• Work required:
Exclude the pictures and retype the entries as written.

^^^^^^^^

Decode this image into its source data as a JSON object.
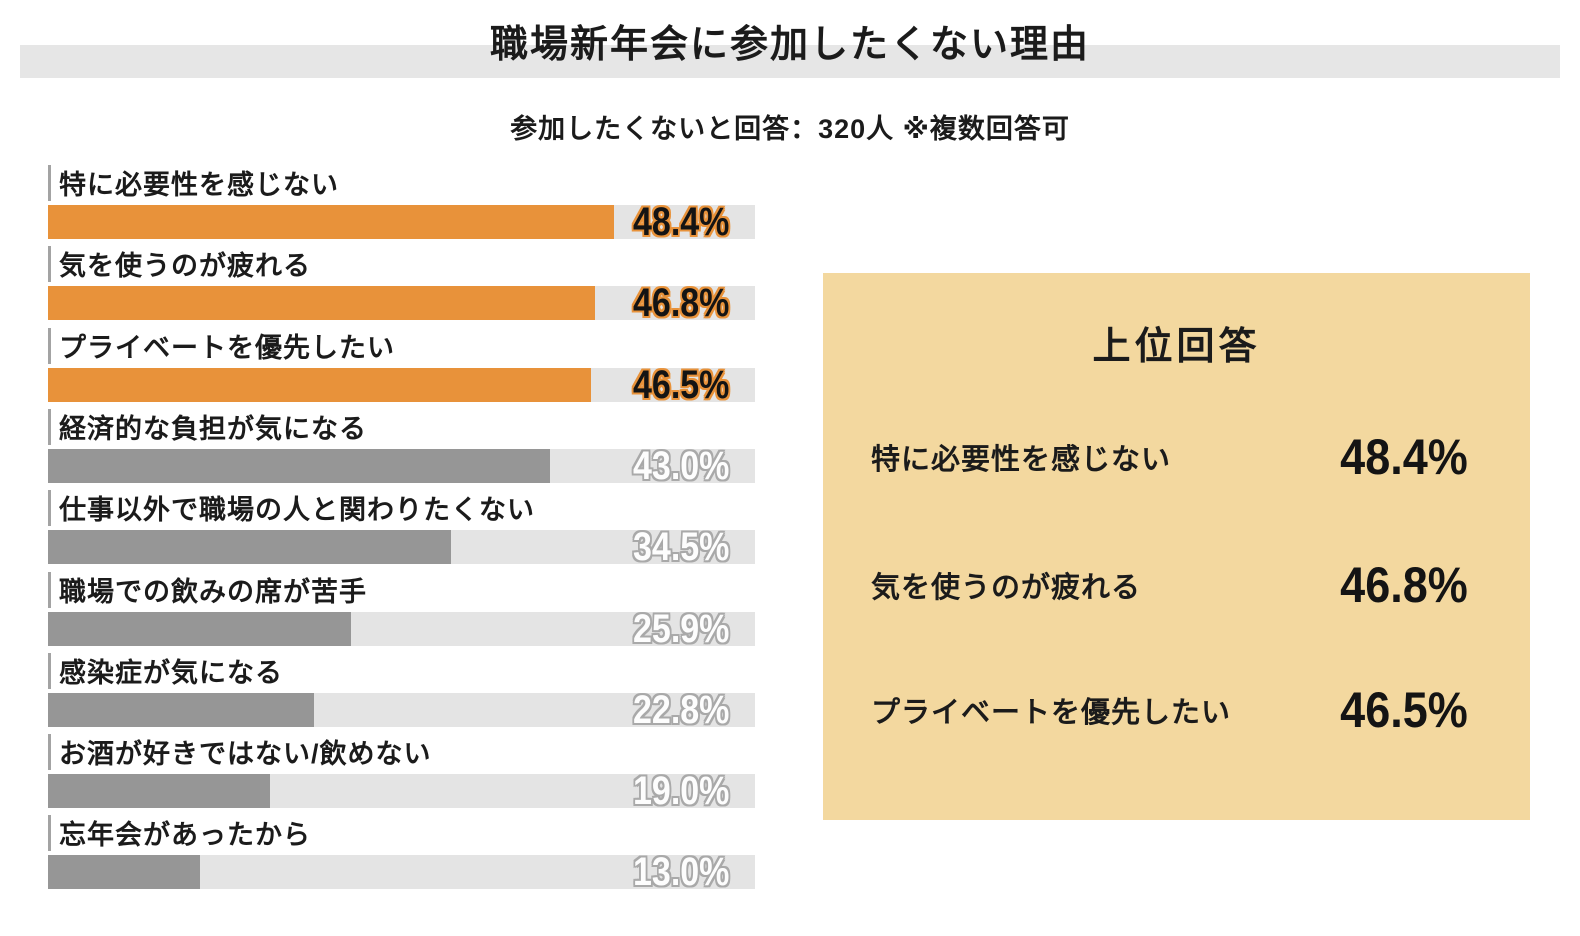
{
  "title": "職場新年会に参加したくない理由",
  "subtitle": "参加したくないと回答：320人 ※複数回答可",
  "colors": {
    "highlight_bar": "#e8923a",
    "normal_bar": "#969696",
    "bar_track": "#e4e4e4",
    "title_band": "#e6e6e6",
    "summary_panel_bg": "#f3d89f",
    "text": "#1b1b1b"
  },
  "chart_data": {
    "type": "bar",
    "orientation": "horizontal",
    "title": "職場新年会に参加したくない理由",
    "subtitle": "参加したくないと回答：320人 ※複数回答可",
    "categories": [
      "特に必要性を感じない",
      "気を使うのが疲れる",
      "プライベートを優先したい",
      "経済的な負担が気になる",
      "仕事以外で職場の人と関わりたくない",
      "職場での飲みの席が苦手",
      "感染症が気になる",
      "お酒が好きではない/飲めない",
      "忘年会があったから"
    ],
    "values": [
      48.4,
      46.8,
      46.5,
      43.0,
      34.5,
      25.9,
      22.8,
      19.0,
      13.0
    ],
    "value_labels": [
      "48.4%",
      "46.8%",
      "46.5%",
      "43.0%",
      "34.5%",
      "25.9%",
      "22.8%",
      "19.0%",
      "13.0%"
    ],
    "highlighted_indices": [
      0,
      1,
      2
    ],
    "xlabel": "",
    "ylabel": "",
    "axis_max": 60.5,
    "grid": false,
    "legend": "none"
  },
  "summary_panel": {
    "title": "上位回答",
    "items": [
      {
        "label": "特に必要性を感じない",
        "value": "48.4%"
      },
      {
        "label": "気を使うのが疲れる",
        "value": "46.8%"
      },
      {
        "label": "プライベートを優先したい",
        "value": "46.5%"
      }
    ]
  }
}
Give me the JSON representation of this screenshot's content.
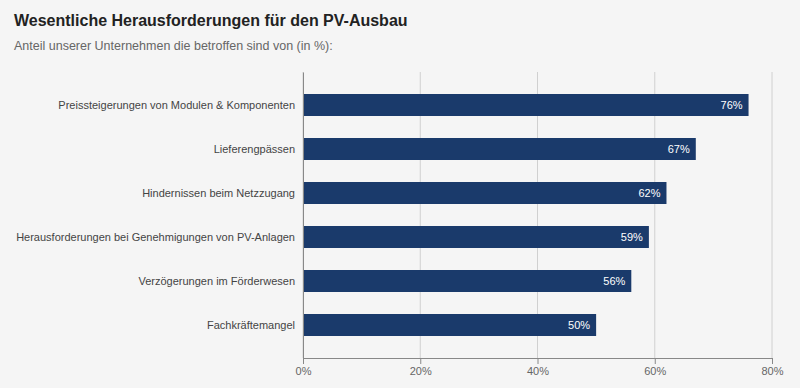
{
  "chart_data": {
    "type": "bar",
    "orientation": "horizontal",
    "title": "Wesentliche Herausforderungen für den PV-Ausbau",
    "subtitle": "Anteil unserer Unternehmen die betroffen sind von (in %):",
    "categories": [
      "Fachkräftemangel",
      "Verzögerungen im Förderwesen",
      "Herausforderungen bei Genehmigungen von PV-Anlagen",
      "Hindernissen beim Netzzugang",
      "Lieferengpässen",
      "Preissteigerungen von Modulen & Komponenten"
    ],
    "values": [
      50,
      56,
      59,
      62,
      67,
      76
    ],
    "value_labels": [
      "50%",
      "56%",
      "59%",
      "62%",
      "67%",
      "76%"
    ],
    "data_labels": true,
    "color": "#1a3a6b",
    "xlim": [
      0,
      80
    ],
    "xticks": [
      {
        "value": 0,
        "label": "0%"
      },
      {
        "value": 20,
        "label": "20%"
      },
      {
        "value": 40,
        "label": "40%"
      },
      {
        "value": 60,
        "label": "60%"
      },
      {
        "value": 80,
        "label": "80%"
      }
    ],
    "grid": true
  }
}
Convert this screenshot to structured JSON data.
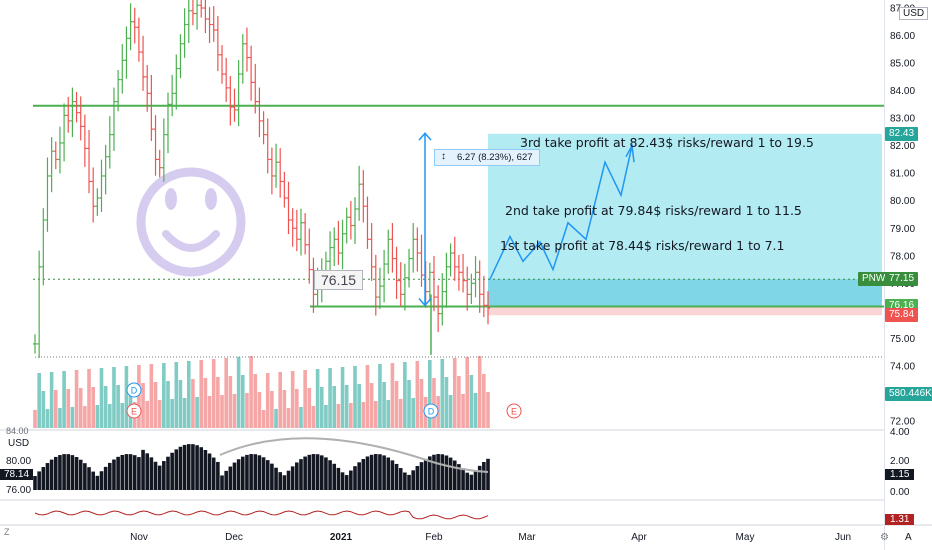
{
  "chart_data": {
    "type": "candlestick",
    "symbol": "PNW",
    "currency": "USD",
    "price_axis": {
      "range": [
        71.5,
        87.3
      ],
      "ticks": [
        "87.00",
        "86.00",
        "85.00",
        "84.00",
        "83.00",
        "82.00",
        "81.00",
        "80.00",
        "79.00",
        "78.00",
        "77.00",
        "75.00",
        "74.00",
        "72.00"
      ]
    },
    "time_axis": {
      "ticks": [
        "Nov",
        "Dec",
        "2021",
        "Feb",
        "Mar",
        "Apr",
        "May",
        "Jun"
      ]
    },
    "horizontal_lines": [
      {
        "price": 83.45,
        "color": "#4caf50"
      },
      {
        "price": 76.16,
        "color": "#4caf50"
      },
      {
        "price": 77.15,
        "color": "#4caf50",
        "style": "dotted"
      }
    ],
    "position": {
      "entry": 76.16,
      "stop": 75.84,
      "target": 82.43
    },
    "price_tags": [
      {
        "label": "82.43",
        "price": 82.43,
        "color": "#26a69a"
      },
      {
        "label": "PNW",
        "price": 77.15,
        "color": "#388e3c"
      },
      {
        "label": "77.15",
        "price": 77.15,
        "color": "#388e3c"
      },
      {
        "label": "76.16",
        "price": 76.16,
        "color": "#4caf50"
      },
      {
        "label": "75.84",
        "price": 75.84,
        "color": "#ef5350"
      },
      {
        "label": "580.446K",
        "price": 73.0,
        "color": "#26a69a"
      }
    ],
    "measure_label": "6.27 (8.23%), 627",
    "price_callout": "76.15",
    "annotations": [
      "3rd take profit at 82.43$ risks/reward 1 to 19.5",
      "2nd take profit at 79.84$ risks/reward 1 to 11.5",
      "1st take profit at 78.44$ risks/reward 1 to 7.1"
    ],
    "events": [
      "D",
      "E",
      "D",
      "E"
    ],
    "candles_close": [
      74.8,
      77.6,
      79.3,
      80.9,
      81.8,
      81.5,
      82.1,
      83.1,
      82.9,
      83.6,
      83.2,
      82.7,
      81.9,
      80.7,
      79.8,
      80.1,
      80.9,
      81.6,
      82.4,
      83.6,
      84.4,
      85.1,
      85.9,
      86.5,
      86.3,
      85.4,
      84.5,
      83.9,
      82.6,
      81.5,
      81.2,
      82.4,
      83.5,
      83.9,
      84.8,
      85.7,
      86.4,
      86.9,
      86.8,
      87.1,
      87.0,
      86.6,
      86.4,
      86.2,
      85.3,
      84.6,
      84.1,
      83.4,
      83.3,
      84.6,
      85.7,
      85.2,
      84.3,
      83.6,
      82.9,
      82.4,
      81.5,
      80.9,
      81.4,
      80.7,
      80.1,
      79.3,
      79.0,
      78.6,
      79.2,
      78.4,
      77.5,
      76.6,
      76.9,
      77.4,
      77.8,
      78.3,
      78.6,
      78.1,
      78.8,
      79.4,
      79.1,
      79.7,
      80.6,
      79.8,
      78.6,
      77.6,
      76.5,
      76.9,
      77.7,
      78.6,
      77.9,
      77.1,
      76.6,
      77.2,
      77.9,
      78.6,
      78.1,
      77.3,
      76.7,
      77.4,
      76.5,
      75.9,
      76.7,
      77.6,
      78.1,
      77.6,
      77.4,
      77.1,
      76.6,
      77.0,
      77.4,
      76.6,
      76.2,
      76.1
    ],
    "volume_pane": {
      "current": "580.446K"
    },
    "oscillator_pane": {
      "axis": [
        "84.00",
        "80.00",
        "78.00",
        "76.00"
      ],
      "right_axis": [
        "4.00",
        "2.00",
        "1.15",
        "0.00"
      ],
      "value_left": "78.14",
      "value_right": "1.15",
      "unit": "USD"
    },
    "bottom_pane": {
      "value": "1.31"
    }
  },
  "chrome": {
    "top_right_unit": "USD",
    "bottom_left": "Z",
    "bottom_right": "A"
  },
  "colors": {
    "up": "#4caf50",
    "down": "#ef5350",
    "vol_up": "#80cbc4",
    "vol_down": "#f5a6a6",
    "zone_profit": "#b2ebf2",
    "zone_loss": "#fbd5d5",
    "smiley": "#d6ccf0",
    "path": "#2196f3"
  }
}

^^^^^^^^

• Response to the task:
Decode this image into its source data as a JSON object.
{
  "title": "職場新年会に参加したくない理由",
  "subtitle": "参加したくないと回答：320人 ※複数回答可",
  "colors": {
    "highlight_bar": "#e8923a",
    "normal_bar": "#969696",
    "bar_track": "#e4e4e4",
    "title_band": "#e6e6e6",
    "summary_panel_bg": "#f3d89f",
    "text": "#1b1b1b"
  },
  "chart_data": {
    "type": "bar",
    "orientation": "horizontal",
    "title": "職場新年会に参加したくない理由",
    "subtitle": "参加したくないと回答：320人 ※複数回答可",
    "categories": [
      "特に必要性を感じない",
      "気を使うのが疲れる",
      "プライベートを優先したい",
      "経済的な負担が気になる",
      "仕事以外で職場の人と関わりたくない",
      "職場での飲みの席が苦手",
      "感染症が気になる",
      "お酒が好きではない/飲めない",
      "忘年会があったから"
    ],
    "values": [
      48.4,
      46.8,
      46.5,
      43.0,
      34.5,
      25.9,
      22.8,
      19.0,
      13.0
    ],
    "value_labels": [
      "48.4%",
      "46.8%",
      "46.5%",
      "43.0%",
      "34.5%",
      "25.9%",
      "22.8%",
      "19.0%",
      "13.0%"
    ],
    "highlighted_indices": [
      0,
      1,
      2
    ],
    "xlabel": "",
    "ylabel": "",
    "axis_max": 60.5,
    "grid": false,
    "legend": "none"
  },
  "summary_panel": {
    "title": "上位回答",
    "items": [
      {
        "label": "特に必要性を感じない",
        "value": "48.4%"
      },
      {
        "label": "気を使うのが疲れる",
        "value": "46.8%"
      },
      {
        "label": "プライベートを優先したい",
        "value": "46.5%"
      }
    ]
  }
}
Give me the JSON representation of this screenshot's content.
{
  "chart_data": {
    "type": "bar",
    "orientation": "horizontal",
    "title": "Wesentliche Herausforderungen für den PV-Ausbau",
    "subtitle": "Anteil unserer Unternehmen die betroffen sind von (in %):",
    "categories": [
      "Fachkräftemangel",
      "Verzögerungen im Förderwesen",
      "Herausforderungen bei Genehmigungen von PV-Anlagen",
      "Hindernissen beim Netzzugang",
      "Lieferengpässen",
      "Preissteigerungen von Modulen & Komponenten"
    ],
    "values": [
      50,
      56,
      59,
      62,
      67,
      76
    ],
    "value_labels": [
      "50%",
      "56%",
      "59%",
      "62%",
      "67%",
      "76%"
    ],
    "data_labels": true,
    "color": "#1a3a6b",
    "xlim": [
      0,
      80
    ],
    "xticks": [
      {
        "value": 0,
        "label": "0%"
      },
      {
        "value": 20,
        "label": "20%"
      },
      {
        "value": 40,
        "label": "40%"
      },
      {
        "value": 60,
        "label": "60%"
      },
      {
        "value": 80,
        "label": "80%"
      }
    ],
    "grid": true
  }
}
Convert this screenshot to structured JSON data.
{
  "chart_data": {
    "type": "candlestick",
    "symbol": "PNW",
    "currency": "USD",
    "price_axis": {
      "range": [
        71.5,
        87.3
      ],
      "ticks": [
        "87.00",
        "86.00",
        "85.00",
        "84.00",
        "83.00",
        "82.00",
        "81.00",
        "80.00",
        "79.00",
        "78.00",
        "77.00",
        "75.00",
        "74.00",
        "72.00"
      ]
    },
    "time_axis": {
      "ticks": [
        "Nov",
        "Dec",
        "2021",
        "Feb",
        "Mar",
        "Apr",
        "May",
        "Jun"
      ]
    },
    "horizontal_lines": [
      {
        "price": 83.45,
        "color": "#4caf50"
      },
      {
        "price": 76.16,
        "color": "#4caf50"
      },
      {
        "price": 77.15,
        "color": "#4caf50",
        "style": "dotted"
      }
    ],
    "position": {
      "entry": 76.16,
      "stop": 75.84,
      "target": 82.43
    },
    "price_tags": [
      {
        "label": "82.43",
        "price": 82.43,
        "color": "#26a69a"
      },
      {
        "label": "PNW",
        "price": 77.15,
        "color": "#388e3c"
      },
      {
        "label": "77.15",
        "price": 77.15,
        "color": "#388e3c"
      },
      {
        "label": "76.16",
        "price": 76.16,
        "color": "#4caf50"
      },
      {
        "label": "75.84",
        "price": 75.84,
        "color": "#ef5350"
      },
      {
        "label": "580.446K",
        "price": 73.0,
        "color": "#26a69a"
      }
    ],
    "measure_label": "6.27 (8.23%), 627",
    "price_callout": "76.15",
    "annotations": [
      "3rd take profit at 82.43$ risks/reward 1 to 19.5",
      "2nd take profit at 79.84$ risks/reward 1 to 11.5",
      "1st take profit at 78.44$ risks/reward 1 to 7.1"
    ],
    "events": [
      "D",
      "E",
      "D",
      "E"
    ],
    "candles_close": [
      74.8,
      77.6,
      79.3,
      80.9,
      81.8,
      81.5,
      82.1,
      83.1,
      82.9,
      83.6,
      83.2,
      82.7,
      81.9,
      80.7,
      79.8,
      80.1,
      80.9,
      81.6,
      82.4,
      83.6,
      84.4,
      85.1,
      85.9,
      86.5,
      86.3,
      85.4,
      84.5,
      83.9,
      82.6,
      81.5,
      81.2,
      82.4,
      83.5,
      83.9,
      84.8,
      85.7,
      86.4,
      86.9,
      86.8,
      87.1,
      87.0,
      86.6,
      86.4,
      86.2,
      85.3,
      84.6,
      84.1,
      83.4,
      83.3,
      84.6,
      85.7,
      85.2,
      84.3,
      83.6,
      82.9,
      82.4,
      81.5,
      80.9,
      81.4,
      80.7,
      80.1,
      79.3,
      79.0,
      78.6,
      79.2,
      78.4,
      77.5,
      76.6,
      76.9,
      77.4,
      77.8,
      78.3,
      78.6,
      78.1,
      78.8,
      79.4,
      79.1,
      79.7,
      80.6,
      79.8,
      78.6,
      77.6,
      76.5,
      76.9,
      77.7,
      78.6,
      77.9,
      77.1,
      76.6,
      77.2,
      77.9,
      78.6,
      78.1,
      77.3,
      76.7,
      77.4,
      76.5,
      75.9,
      76.7,
      77.6,
      78.1,
      77.6,
      77.4,
      77.1,
      76.6,
      77.0,
      77.4,
      76.6,
      76.2,
      76.1
    ],
    "volume_pane": {
      "current": "580.446K"
    },
    "oscillator_pane": {
      "axis": [
        "84.00",
        "80.00",
        "78.00",
        "76.00"
      ],
      "right_axis": [
        "4.00",
        "2.00",
        "1.15",
        "0.00"
      ],
      "value_left": "78.14",
      "value_right": "1.15",
      "unit": "USD"
    },
    "bottom_pane": {
      "value": "1.31"
    }
  },
  "chrome": {
    "top_right_unit": "USD",
    "bottom_left": "Z",
    "bottom_right": "A"
  },
  "colors": {
    "up": "#4caf50",
    "down": "#ef5350",
    "vol_up": "#80cbc4",
    "vol_down": "#f5a6a6",
    "zone_profit": "#b2ebf2",
    "zone_loss": "#fbd5d5",
    "smiley": "#d6ccf0",
    "path": "#2196f3"
  }
}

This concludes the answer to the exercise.